What you should do:
Below are some records; return each one exactly.

Data supplied:
━━━
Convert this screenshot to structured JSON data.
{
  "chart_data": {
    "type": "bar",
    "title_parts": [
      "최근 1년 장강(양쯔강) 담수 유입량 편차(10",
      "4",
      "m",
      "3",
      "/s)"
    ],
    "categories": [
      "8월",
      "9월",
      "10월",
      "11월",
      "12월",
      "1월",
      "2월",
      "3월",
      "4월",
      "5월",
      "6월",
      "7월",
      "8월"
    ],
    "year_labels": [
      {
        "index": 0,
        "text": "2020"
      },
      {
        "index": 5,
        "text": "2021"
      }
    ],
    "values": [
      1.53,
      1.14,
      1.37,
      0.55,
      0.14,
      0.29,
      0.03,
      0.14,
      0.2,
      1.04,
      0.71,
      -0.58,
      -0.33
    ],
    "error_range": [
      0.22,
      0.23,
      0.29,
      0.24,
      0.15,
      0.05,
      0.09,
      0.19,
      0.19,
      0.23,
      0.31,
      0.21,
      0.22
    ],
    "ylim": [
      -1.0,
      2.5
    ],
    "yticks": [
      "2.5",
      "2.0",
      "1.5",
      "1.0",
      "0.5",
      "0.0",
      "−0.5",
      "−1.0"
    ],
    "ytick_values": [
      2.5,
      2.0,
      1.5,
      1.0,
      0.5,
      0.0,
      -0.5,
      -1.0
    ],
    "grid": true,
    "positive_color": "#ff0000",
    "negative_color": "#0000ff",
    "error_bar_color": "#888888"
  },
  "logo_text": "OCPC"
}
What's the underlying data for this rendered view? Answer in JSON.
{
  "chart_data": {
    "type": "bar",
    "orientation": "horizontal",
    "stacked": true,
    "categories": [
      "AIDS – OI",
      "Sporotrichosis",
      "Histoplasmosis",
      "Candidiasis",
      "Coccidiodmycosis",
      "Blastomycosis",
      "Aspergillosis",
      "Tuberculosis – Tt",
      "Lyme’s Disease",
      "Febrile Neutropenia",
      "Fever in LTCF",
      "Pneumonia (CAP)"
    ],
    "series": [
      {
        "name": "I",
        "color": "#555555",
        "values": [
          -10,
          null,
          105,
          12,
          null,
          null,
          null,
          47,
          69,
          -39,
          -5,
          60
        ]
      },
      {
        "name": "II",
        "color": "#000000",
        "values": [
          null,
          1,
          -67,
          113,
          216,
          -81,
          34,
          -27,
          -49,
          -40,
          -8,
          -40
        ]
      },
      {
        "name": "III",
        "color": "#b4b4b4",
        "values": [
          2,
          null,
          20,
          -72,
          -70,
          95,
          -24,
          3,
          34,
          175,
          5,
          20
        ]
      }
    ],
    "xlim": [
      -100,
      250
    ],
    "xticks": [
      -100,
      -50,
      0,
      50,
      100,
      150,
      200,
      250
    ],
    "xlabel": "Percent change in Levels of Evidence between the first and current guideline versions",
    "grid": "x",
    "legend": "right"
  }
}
━━━
Reply to the exercise:
Convert this screenshot to structured JSON data.
{
  "chart_data": {
    "type": "bar",
    "title_parts": [
      "최근 1년 장강(양쯔강) 담수 유입량 편차(10",
      "4",
      "m",
      "3",
      "/s)"
    ],
    "categories": [
      "8월",
      "9월",
      "10월",
      "11월",
      "12월",
      "1월",
      "2월",
      "3월",
      "4월",
      "5월",
      "6월",
      "7월",
      "8월"
    ],
    "year_labels": [
      {
        "index": 0,
        "text": "2020"
      },
      {
        "index": 5,
        "text": "2021"
      }
    ],
    "values": [
      1.53,
      1.14,
      1.37,
      0.55,
      0.14,
      0.29,
      0.03,
      0.14,
      0.2,
      1.04,
      0.71,
      -0.58,
      -0.33
    ],
    "error_range": [
      0.22,
      0.23,
      0.29,
      0.24,
      0.15,
      0.05,
      0.09,
      0.19,
      0.19,
      0.23,
      0.31,
      0.21,
      0.22
    ],
    "ylim": [
      -1.0,
      2.5
    ],
    "yticks": [
      "2.5",
      "2.0",
      "1.5",
      "1.0",
      "0.5",
      "0.0",
      "−0.5",
      "−1.0"
    ],
    "ytick_values": [
      2.5,
      2.0,
      1.5,
      1.0,
      0.5,
      0.0,
      -0.5,
      -1.0
    ],
    "grid": true,
    "positive_color": "#ff0000",
    "negative_color": "#0000ff",
    "error_bar_color": "#888888"
  },
  "logo_text": "OCPC"
}
What's the underlying data for this rendered view? Answer in JSON.
{
  "chart_data": {
    "type": "bar",
    "orientation": "horizontal",
    "stacked": true,
    "categories": [
      "AIDS – OI",
      "Sporotrichosis",
      "Histoplasmosis",
      "Candidiasis",
      "Coccidiodmycosis",
      "Blastomycosis",
      "Aspergillosis",
      "Tuberculosis – Tt",
      "Lyme’s Disease",
      "Febrile Neutropenia",
      "Fever in LTCF",
      "Pneumonia (CAP)"
    ],
    "series": [
      {
        "name": "I",
        "color": "#555555",
        "values": [
          -10,
          null,
          105,
          12,
          null,
          null,
          null,
          47,
          69,
          -39,
          -5,
          60
        ]
      },
      {
        "name": "II",
        "color": "#000000",
        "values": [
          null,
          1,
          -67,
          113,
          216,
          -81,
          34,
          -27,
          -49,
          -40,
          -8,
          -40
        ]
      },
      {
        "name": "III",
        "color": "#b4b4b4",
        "values": [
          2,
          null,
          20,
          -72,
          -70,
          95,
          -24,
          3,
          34,
          175,
          5,
          20
        ]
      }
    ],
    "xlim": [
      -100,
      250
    ],
    "xticks": [
      -100,
      -50,
      0,
      50,
      100,
      150,
      200,
      250
    ],
    "xlabel": "Percent change in Levels of Evidence between the first and current guideline versions",
    "grid": "x",
    "legend": "right"
  }
}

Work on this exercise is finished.